* [What you should do] Determine which lines of the records include the word "name", and copy them.

====== Data to use

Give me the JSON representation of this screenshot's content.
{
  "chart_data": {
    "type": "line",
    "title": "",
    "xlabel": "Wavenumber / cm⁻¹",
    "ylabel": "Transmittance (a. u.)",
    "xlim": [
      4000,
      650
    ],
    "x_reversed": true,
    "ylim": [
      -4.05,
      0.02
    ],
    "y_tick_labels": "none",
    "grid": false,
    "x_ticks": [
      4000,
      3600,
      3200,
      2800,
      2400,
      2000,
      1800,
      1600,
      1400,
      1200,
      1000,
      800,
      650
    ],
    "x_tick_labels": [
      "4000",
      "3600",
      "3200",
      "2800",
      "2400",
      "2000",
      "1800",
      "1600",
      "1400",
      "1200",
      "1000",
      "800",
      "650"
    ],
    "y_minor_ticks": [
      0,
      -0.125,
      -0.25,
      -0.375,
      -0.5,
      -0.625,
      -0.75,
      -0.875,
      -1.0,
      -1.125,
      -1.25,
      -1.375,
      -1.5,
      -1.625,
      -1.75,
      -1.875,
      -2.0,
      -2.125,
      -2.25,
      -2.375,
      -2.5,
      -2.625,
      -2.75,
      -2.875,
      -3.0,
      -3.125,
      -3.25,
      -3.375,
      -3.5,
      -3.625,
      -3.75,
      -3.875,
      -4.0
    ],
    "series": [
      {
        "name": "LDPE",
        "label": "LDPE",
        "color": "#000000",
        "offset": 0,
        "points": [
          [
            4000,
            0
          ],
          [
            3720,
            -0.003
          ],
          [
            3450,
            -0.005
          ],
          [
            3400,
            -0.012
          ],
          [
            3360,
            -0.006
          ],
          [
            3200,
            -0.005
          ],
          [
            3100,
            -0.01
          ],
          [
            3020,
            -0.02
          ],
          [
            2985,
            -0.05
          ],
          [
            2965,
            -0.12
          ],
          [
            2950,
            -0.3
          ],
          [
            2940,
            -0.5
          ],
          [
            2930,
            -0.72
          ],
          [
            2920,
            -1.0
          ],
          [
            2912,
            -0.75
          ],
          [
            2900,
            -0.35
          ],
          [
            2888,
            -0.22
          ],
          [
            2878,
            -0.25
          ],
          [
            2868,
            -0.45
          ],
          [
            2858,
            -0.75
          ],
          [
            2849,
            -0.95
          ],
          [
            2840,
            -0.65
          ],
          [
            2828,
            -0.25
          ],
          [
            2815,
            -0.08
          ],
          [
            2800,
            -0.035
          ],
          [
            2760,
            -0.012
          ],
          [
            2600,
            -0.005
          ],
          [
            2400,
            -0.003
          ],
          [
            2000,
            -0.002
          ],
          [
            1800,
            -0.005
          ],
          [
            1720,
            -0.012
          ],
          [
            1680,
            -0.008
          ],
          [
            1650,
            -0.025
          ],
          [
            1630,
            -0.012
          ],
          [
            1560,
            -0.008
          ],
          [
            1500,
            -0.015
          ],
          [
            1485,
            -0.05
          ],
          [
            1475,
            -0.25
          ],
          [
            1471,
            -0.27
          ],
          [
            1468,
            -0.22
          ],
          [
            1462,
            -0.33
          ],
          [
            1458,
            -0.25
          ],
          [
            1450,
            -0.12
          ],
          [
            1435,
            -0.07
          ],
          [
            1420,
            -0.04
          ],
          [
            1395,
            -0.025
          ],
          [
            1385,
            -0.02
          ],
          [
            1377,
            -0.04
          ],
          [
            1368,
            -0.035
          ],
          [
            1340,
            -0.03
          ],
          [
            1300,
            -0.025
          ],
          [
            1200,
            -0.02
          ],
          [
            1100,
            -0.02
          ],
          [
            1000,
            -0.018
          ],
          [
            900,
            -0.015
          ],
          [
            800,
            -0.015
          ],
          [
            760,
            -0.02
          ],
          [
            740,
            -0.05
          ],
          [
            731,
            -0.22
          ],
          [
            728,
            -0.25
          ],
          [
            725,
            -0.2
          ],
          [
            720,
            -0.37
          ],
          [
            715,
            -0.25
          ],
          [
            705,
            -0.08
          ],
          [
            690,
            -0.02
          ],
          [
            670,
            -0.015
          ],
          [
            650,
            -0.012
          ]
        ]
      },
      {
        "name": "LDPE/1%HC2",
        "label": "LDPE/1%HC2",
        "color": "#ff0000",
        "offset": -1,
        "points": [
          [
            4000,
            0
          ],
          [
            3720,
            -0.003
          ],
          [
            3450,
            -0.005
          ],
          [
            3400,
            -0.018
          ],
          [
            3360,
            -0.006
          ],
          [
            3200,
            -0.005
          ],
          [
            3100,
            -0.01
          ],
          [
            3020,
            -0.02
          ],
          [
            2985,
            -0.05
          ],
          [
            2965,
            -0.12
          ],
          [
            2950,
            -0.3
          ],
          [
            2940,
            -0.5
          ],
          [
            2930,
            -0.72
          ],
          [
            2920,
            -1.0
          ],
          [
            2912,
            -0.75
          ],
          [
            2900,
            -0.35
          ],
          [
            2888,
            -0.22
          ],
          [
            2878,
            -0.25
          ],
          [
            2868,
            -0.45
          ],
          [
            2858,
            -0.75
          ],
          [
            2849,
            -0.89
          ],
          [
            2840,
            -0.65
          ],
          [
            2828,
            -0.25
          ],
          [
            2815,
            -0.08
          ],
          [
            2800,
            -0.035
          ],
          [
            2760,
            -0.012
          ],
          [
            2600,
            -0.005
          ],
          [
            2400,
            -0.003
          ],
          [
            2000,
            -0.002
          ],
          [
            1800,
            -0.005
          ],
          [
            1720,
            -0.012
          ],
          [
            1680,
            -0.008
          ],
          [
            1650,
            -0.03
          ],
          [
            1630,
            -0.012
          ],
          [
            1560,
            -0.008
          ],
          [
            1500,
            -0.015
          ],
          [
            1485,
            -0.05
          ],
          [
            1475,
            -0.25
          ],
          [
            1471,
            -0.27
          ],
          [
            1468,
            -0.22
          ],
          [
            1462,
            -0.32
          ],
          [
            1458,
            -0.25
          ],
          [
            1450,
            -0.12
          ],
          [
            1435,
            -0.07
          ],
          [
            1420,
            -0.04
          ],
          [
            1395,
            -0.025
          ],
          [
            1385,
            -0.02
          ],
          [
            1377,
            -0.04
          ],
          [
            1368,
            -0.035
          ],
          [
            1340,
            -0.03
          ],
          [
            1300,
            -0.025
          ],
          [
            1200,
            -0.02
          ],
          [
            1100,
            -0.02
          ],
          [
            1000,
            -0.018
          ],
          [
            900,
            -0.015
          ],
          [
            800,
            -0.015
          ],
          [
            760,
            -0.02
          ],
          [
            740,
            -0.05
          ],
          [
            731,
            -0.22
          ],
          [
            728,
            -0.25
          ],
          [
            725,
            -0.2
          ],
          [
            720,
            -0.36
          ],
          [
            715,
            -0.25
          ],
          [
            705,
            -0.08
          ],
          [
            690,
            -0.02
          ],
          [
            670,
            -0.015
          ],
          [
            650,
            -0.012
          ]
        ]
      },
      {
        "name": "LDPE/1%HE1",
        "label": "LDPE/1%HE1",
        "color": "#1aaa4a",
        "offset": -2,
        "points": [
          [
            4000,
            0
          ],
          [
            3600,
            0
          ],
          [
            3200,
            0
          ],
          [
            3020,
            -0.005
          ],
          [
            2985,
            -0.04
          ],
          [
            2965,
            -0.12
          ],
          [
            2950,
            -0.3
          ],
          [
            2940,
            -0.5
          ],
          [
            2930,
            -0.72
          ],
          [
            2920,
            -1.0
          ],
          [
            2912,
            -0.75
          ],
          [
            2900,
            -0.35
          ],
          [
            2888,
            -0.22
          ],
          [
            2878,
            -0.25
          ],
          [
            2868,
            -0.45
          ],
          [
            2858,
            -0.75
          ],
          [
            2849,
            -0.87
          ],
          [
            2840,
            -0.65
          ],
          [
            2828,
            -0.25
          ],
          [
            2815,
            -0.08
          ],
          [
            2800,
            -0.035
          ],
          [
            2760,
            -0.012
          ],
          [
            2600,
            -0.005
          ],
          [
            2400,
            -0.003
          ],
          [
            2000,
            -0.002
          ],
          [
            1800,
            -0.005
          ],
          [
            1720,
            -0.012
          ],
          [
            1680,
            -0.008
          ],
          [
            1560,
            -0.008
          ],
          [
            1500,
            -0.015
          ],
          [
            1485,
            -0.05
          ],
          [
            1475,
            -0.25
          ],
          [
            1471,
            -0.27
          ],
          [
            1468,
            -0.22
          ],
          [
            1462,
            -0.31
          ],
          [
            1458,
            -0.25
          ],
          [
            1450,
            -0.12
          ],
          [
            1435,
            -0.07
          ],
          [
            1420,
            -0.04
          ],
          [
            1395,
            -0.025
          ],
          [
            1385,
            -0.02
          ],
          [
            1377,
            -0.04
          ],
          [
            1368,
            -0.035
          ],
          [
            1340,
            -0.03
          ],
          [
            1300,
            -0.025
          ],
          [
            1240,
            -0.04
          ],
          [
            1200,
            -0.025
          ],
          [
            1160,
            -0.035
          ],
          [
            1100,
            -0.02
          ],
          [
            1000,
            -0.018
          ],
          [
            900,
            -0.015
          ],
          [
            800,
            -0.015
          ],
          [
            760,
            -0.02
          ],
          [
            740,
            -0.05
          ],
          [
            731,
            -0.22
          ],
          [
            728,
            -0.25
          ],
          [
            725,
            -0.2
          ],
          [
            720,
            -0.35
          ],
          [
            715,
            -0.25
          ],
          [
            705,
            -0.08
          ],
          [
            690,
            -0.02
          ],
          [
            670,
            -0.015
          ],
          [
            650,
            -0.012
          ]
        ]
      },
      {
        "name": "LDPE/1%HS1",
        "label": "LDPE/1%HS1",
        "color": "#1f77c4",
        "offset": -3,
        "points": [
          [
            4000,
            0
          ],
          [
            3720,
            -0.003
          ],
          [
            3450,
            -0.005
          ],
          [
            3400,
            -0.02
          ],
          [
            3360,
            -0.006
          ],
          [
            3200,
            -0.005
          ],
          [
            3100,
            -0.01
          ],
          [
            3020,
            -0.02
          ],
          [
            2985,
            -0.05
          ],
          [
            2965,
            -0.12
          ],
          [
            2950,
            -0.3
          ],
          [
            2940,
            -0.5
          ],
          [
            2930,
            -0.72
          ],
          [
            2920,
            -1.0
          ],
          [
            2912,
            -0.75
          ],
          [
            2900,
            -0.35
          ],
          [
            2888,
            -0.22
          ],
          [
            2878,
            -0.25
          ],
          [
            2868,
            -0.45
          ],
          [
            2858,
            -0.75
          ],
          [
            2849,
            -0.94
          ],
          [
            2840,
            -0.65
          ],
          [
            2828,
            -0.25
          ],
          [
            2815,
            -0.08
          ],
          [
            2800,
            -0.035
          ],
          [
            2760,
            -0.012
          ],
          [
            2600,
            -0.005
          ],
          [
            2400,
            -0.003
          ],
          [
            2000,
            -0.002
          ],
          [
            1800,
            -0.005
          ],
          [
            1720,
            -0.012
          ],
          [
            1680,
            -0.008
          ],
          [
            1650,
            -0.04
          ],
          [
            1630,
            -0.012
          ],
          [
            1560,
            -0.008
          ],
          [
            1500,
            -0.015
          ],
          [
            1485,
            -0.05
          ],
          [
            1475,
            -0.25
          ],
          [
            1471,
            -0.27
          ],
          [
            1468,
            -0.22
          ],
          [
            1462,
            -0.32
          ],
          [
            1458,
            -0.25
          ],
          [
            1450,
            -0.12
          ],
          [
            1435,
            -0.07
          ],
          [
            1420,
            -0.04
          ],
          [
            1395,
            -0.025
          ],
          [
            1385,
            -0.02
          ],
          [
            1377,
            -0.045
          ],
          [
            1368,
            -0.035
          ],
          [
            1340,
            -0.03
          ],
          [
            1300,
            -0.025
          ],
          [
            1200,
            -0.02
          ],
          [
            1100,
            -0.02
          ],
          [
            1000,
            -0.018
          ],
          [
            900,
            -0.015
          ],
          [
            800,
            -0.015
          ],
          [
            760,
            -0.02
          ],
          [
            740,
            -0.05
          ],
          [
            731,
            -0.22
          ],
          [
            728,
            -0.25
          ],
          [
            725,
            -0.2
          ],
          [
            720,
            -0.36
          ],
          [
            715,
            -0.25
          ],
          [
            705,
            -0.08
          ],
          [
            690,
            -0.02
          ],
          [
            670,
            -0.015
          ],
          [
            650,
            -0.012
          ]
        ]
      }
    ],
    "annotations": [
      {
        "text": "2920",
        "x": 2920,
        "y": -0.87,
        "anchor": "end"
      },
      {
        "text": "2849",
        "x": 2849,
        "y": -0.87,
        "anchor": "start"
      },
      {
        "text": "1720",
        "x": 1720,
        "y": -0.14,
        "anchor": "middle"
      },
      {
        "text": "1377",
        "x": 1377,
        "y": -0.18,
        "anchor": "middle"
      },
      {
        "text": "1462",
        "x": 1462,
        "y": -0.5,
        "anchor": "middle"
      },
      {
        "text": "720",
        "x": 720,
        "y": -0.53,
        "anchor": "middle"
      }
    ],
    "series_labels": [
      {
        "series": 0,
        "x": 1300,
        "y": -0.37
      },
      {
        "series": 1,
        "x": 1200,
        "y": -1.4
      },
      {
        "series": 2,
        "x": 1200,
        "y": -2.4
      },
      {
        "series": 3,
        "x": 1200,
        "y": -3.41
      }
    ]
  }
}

============

* [In response]
        "name": "LDPE",
        "name": "LDPE/1%HC2",
        "name": "LDPE/1%HE1",
        "name": "LDPE/1%HS1",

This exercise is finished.